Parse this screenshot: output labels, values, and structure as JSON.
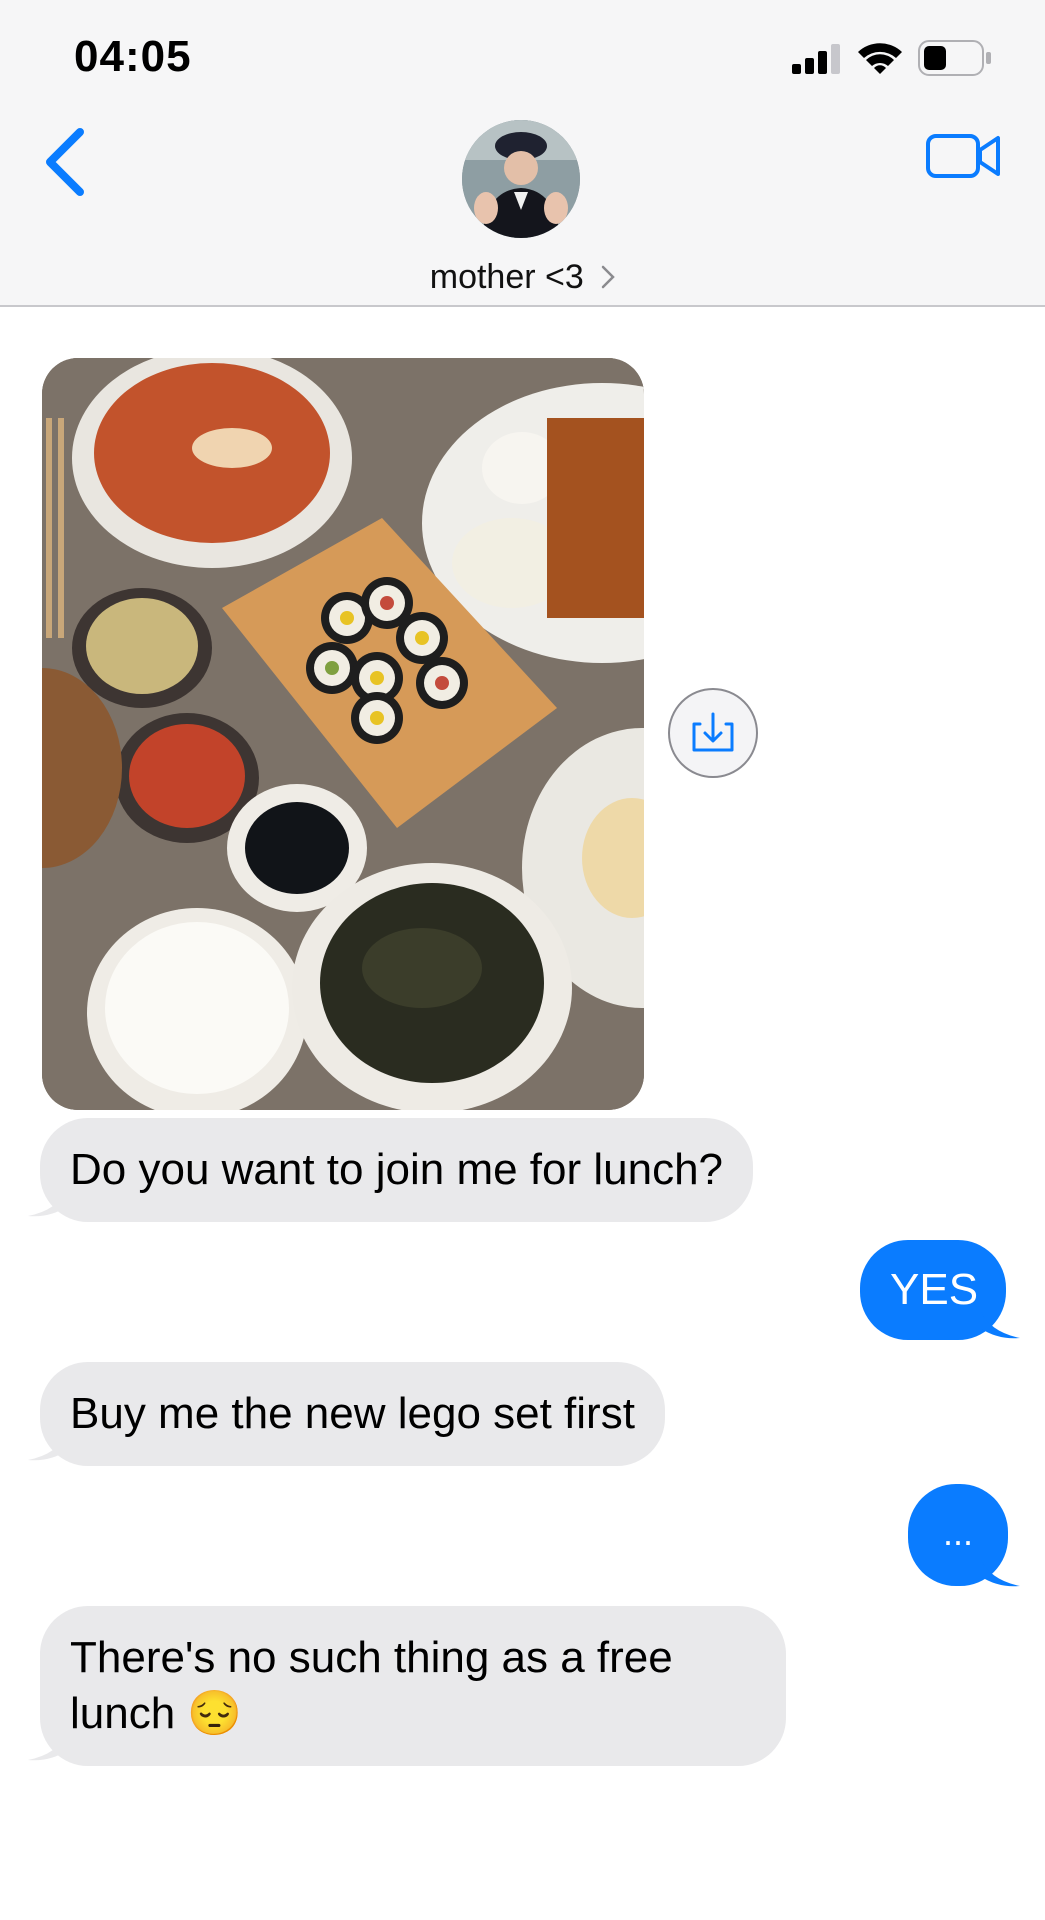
{
  "status_bar": {
    "time": "04:05"
  },
  "header": {
    "contact_name": "mother <3"
  },
  "messages": [
    {
      "from": "them",
      "text": "Do you want to join me for lunch?"
    },
    {
      "from": "me",
      "text": "YES"
    },
    {
      "from": "them",
      "text": "Buy me the new lego set first"
    },
    {
      "from": "me",
      "text": "..."
    },
    {
      "from": "them",
      "text_line1": "There's no such thing as a free",
      "text_line2": "lunch",
      "emoji": "😔"
    }
  ],
  "colors": {
    "accent": "#0a7cff",
    "incoming_bubble": "#e9e9eb",
    "header_bg": "#f6f6f7"
  },
  "icons": [
    "back-chevron-icon",
    "video-camera-icon",
    "save-download-icon",
    "signal-icon",
    "wifi-icon",
    "battery-icon"
  ]
}
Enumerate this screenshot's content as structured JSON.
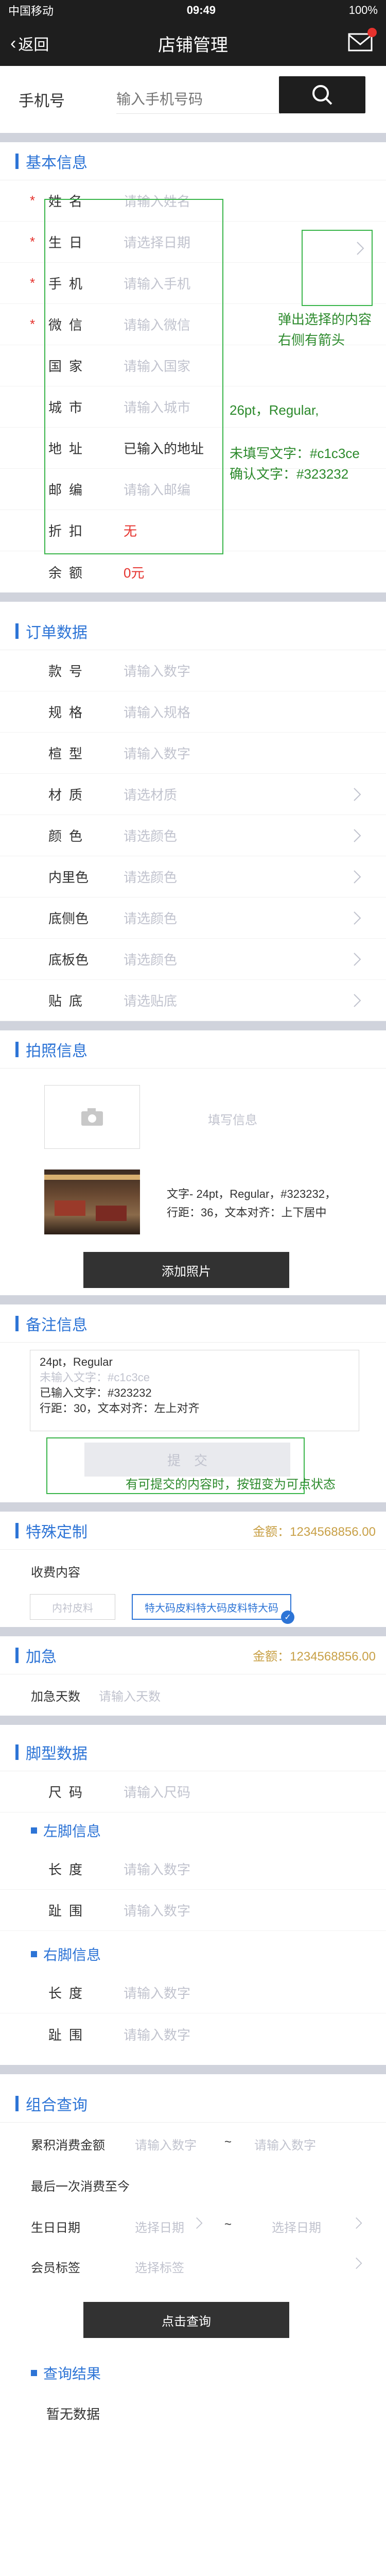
{
  "status": {
    "carrier": "中国移动",
    "time": "09:49",
    "battery": "100%"
  },
  "nav": {
    "back": "返回",
    "title": "店铺管理"
  },
  "search": {
    "label": "手机号",
    "placeholder": "输入手机号码"
  },
  "basic": {
    "title": "基本信息",
    "rows": [
      {
        "label": "姓名",
        "value": "请输入姓名",
        "required": "*"
      },
      {
        "label": "生日",
        "value": "请选择日期",
        "required": "*"
      },
      {
        "label": "手机",
        "value": "请输入手机",
        "required": "*"
      },
      {
        "label": "微信",
        "value": "请输入微信",
        "required": "*"
      },
      {
        "label": "国家",
        "value": "请输入国家"
      },
      {
        "label": "城市",
        "value": "请输入城市"
      },
      {
        "label": "地址",
        "value": "已输入的地址"
      },
      {
        "label": "邮编",
        "value": "请输入邮编"
      },
      {
        "label": "折扣",
        "value": "无"
      },
      {
        "label": "余额",
        "value": "0元"
      }
    ],
    "notes": {
      "popup": "弹出选择的内容\n右侧有箭头",
      "font": "26pt，Regular,",
      "colors": "未填写文字：#c1c3ce\n确认文字：#323232"
    }
  },
  "order": {
    "title": "订单数据",
    "rows": [
      {
        "label": "款号",
        "value": "请输入数字"
      },
      {
        "label": "规格",
        "value": "请输入规格"
      },
      {
        "label": "楦型",
        "value": "请输入数字"
      },
      {
        "label": "材质",
        "value": "请选材质"
      },
      {
        "label": "颜色",
        "value": "请选颜色"
      },
      {
        "label": "内里色",
        "value": "请选颜色"
      },
      {
        "label": "底侧色",
        "value": "请选颜色"
      },
      {
        "label": "底板色",
        "value": "请选颜色"
      },
      {
        "label": "贴底",
        "value": "请选贴底"
      }
    ]
  },
  "photo": {
    "title": "拍照信息",
    "fill_hint": "填写信息",
    "caption": "文字- 24pt，Regular，#323232，\n行距：36，文本对齐：上下居中",
    "add_button": "添加照片"
  },
  "remark": {
    "title": "备注信息",
    "text_lines": [
      "24pt，Regular",
      "未输入文字：#c1c3ce",
      "已输入文字：#323232",
      "行距：30，文本对齐：左上对齐"
    ],
    "submit": "提　交",
    "submit_note": "有可提交的内容时，按钮变为可点状态"
  },
  "custom": {
    "title": "特殊定制",
    "amount": "金额：1234568856.00",
    "content_label": "收费内容",
    "tag1": "内衬皮料",
    "tag2": "特大码皮料特大码皮料特大码"
  },
  "urgent": {
    "title": "加急",
    "amount": "金额：1234568856.00",
    "days_label": "加急天数",
    "days_placeholder": "请输入天数"
  },
  "foot": {
    "title": "脚型数据",
    "size": {
      "label": "尺码",
      "value": "请输入尺码"
    },
    "left": {
      "title": "左脚信息",
      "rows": [
        {
          "label": "长度",
          "value": "请输入数字"
        },
        {
          "label": "趾围",
          "value": "请输入数字"
        }
      ]
    },
    "right": {
      "title": "右脚信息",
      "rows": [
        {
          "label": "长度",
          "value": "请输入数字"
        },
        {
          "label": "趾围",
          "value": "请输入数字"
        }
      ]
    }
  },
  "query": {
    "title": "组合查询",
    "amount_label": "累积消费金额",
    "amount_from": "请输入数字",
    "tilde": "~",
    "amount_to": "请输入数字",
    "last_label": "最后一次消费至今",
    "birthday_label": "生日日期",
    "birthday_from": "选择日期",
    "birthday_to": "选择日期",
    "tag_label": "会员标签",
    "tag_value": "选择标签",
    "button": "点击查询",
    "result_title": "查询结果",
    "empty": "暂无数据"
  },
  "colors": {
    "accent": "#2d74d6",
    "placeholder": "#c1c3ce",
    "text": "#323232",
    "required": "#e5322d",
    "annotation": "#39b54a",
    "amount": "#c8a046"
  }
}
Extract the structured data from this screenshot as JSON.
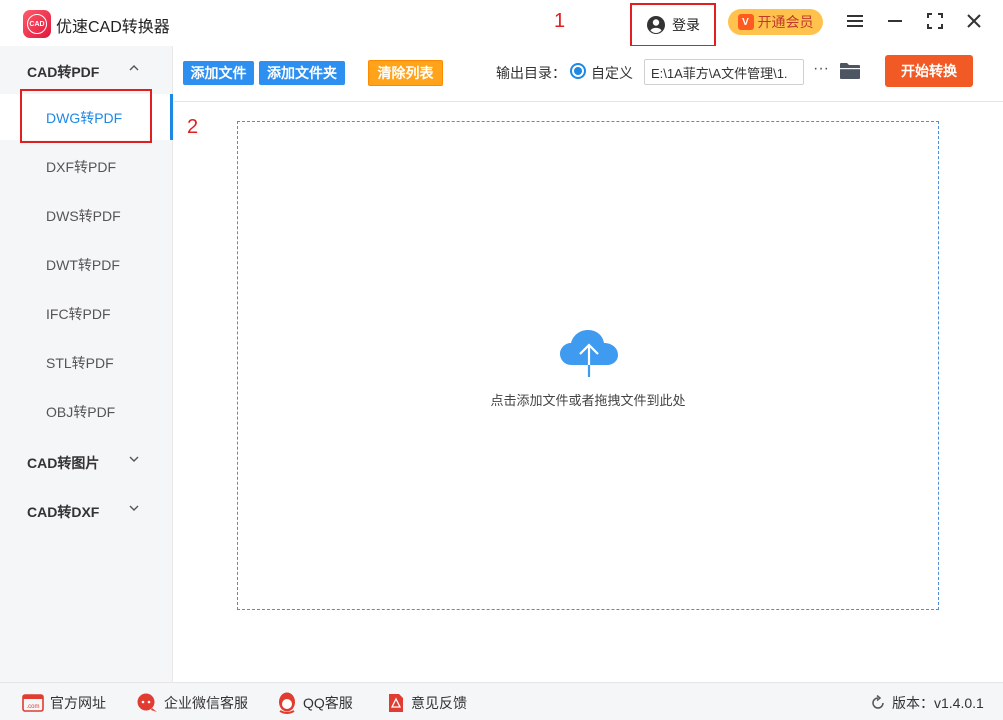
{
  "app": {
    "title": "优速CAD转换器",
    "logo_text": "CAD"
  },
  "annotations": {
    "one": "1",
    "two": "2"
  },
  "header": {
    "login_label": "登录",
    "vip_label": "开通会员",
    "vip_icon_text": "V"
  },
  "sidebar": {
    "categories": [
      {
        "label": "CAD转PDF",
        "expanded": true
      },
      {
        "label": "CAD转图片",
        "expanded": false
      },
      {
        "label": "CAD转DXF",
        "expanded": false
      }
    ],
    "items": [
      {
        "label": "DWG转PDF",
        "active": true
      },
      {
        "label": "DXF转PDF"
      },
      {
        "label": "DWS转PDF"
      },
      {
        "label": "DWT转PDF"
      },
      {
        "label": "IFC转PDF"
      },
      {
        "label": "STL转PDF"
      },
      {
        "label": "OBJ转PDF"
      }
    ]
  },
  "toolbar": {
    "add_file": "添加文件",
    "add_folder": "添加文件夹",
    "clear_list": "清除列表",
    "output_label": "输出目录：",
    "radio_label": "自定义",
    "path_value": "E:\\1A菲方\\A文件管理\\1.",
    "more": "···",
    "start": "开始转换"
  },
  "main": {
    "drop_hint": "点击添加文件或者拖拽文件到此处"
  },
  "footer": {
    "website": "官方网址",
    "wechat": "企业微信客服",
    "qq": "QQ客服",
    "feedback": "意见反馈",
    "version": "版本：v1.4.0.1"
  },
  "colors": {
    "accent": "#1e88e5",
    "start_button": "#f15a24",
    "clear_button": "#ffa31a",
    "annotation": "#e02020"
  }
}
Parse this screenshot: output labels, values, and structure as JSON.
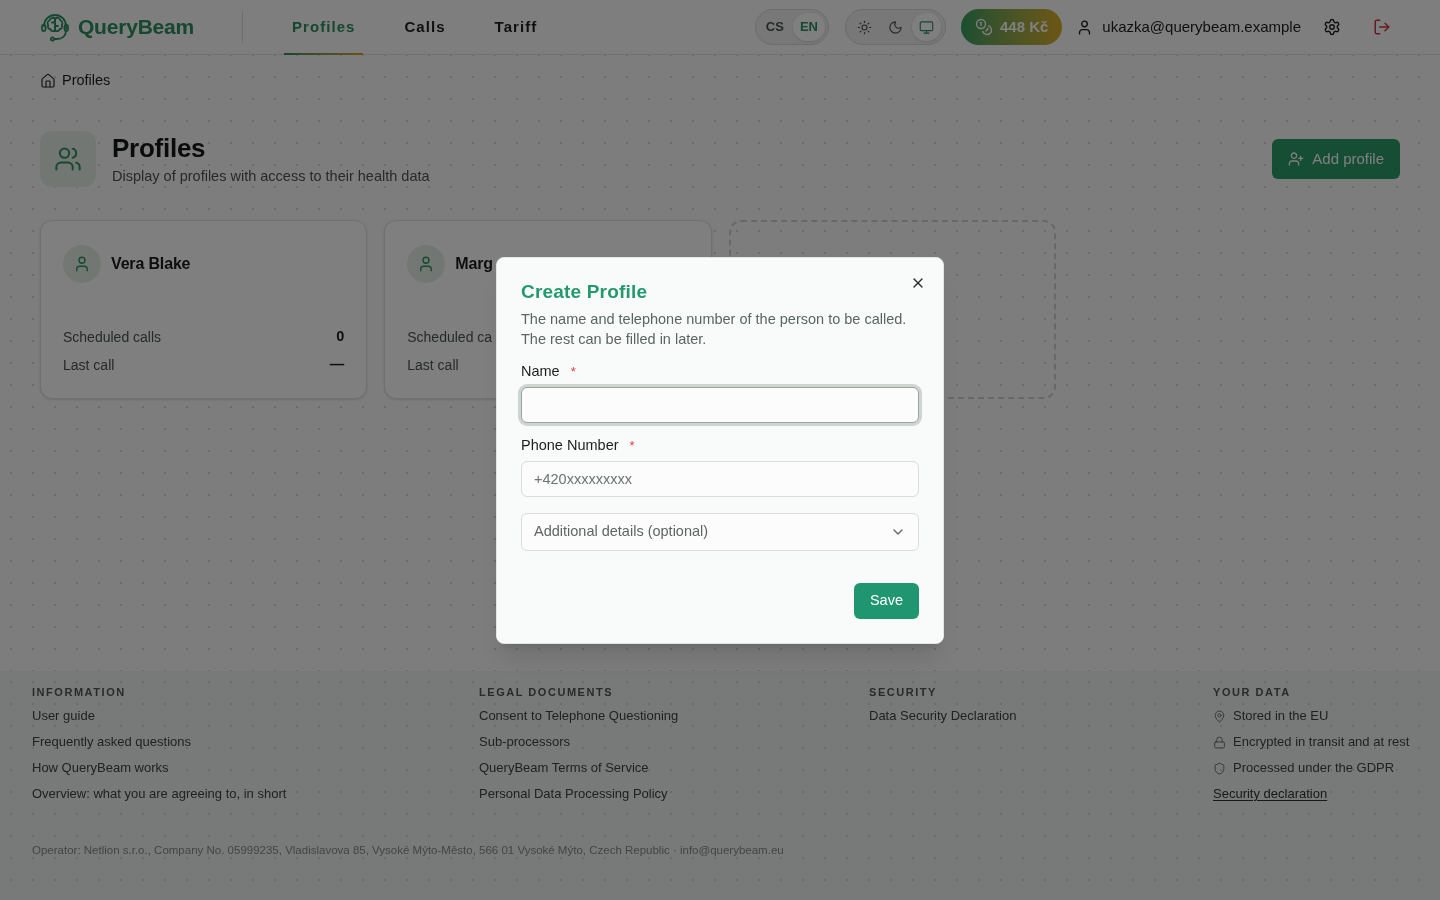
{
  "header": {
    "logo": "QueryBeam",
    "nav": [
      {
        "label": "Profiles",
        "selected": true
      },
      {
        "label": "Calls",
        "selected": false
      },
      {
        "label": "Tariff",
        "selected": false
      }
    ],
    "languages": [
      {
        "label": "CS",
        "selected": false
      },
      {
        "label": "EN",
        "selected": true
      }
    ],
    "theme_modes": [
      {
        "selected": false
      },
      {
        "selected": false
      },
      {
        "selected": true
      }
    ],
    "credit": "448 Kč",
    "user_email": "ukazka@querybeam.example"
  },
  "breadcrumb": [
    "Profiles"
  ],
  "page": {
    "title": "Profiles",
    "subtitle": "Display of profiles with access to their health data",
    "add_button": "Add profile"
  },
  "profiles": [
    {
      "kind": "profile",
      "name": "Vera Blake",
      "stats": [
        {
          "label": "Scheduled calls",
          "value": "0"
        },
        {
          "label": "Last call",
          "value": "—"
        }
      ]
    },
    {
      "kind": "profile",
      "name": "Marg",
      "stats": [
        {
          "label": "Scheduled ca"
        },
        {
          "label": "Last call"
        }
      ]
    },
    {
      "kind": "placeholder"
    }
  ],
  "dialog": {
    "title": "Create Profile",
    "description": "The name and telephone number of the person to be called. The rest can be filled in later.",
    "fields": [
      {
        "label": "Name",
        "required_mark": "*",
        "focused": true
      },
      {
        "label": "Phone Number",
        "required_mark": "*",
        "placeholder": "+420xxxxxxxxx",
        "focused": false
      }
    ],
    "details": {
      "label": "Additional details (optional)",
      "expanded": false
    },
    "submit": "Save"
  },
  "footer": {
    "columns": [
      {
        "heading": "INFORMATION",
        "links": [
          "User guide",
          "Frequently asked questions",
          "How QueryBeam works",
          "Overview: what you are agreeing to, in short"
        ]
      },
      {
        "heading": "LEGAL DOCUMENTS",
        "links": [
          "Consent to Telephone Questioning",
          "Sub-processors",
          "QueryBeam Terms of Service",
          "Personal Data Processing Policy"
        ]
      },
      {
        "heading": "SECURITY",
        "links": [
          "Data Security Declaration"
        ]
      },
      {
        "heading": "YOUR DATA",
        "facts": [
          "Stored in the EU",
          "Encrypted in transit and at rest",
          "Processed under the GDPR"
        ],
        "link": "Security declaration"
      }
    ],
    "operator": "Operator: Netlion s.r.o., Company No. 05999235, Vladislavova 85, Vysoké Mýto-Město, 566 01 Vysoké Mýto, Czech Republic · info@querybeam.eu"
  }
}
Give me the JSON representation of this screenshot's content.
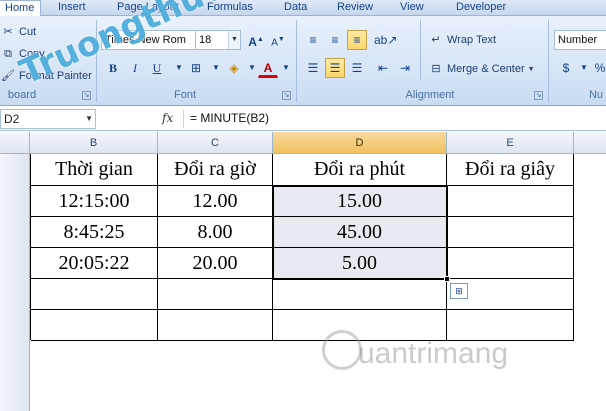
{
  "tabs": [
    "Home",
    "Insert",
    "Page Layout",
    "Formulas",
    "Data",
    "Review",
    "View",
    "Developer"
  ],
  "clipboard": {
    "cut": "Cut",
    "copy": "Copy",
    "format_painter": "Format Painter",
    "label": "board"
  },
  "font": {
    "name": "Times New Rom",
    "size": "18",
    "label": "Font",
    "bold": "B",
    "italic": "I",
    "underline": "U",
    "grow": "A",
    "shrink": "A",
    "font_color": "A"
  },
  "alignment": {
    "wrap": "Wrap Text",
    "merge": "Merge & Center",
    "label": "Alignment"
  },
  "number": {
    "format": "Number",
    "label": "Nu",
    "currency": "$",
    "percent": "%"
  },
  "formula_bar": {
    "name_box": "D2",
    "fx": "fx",
    "formula": "= MINUTE(B2)"
  },
  "columns": [
    "B",
    "C",
    "D",
    "E"
  ],
  "table": {
    "headers": [
      "Thời gian",
      "Đổi ra giờ",
      "Đổi ra phút",
      "Đổi ra giây"
    ],
    "rows": [
      [
        "12:15:00",
        "12.00",
        "15.00",
        ""
      ],
      [
        "8:45:25",
        "8.00",
        "45.00",
        ""
      ],
      [
        "20:05:22",
        "20.00",
        "5.00",
        ""
      ],
      [
        "",
        "",
        "",
        ""
      ],
      [
        "",
        "",
        "",
        ""
      ]
    ]
  },
  "watermarks": {
    "top": "Truongthuvn",
    "bottom": "uantrimang"
  },
  "colors": {
    "accent": "#15428b",
    "selected_col": "#f1c15f",
    "selection_fill": "#e8eaf2"
  }
}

| EXERCISE PROMPT |
In how many lines does the word "Scheduled" appear? Respond with the number alone.

| WORKED SOLUTION |
2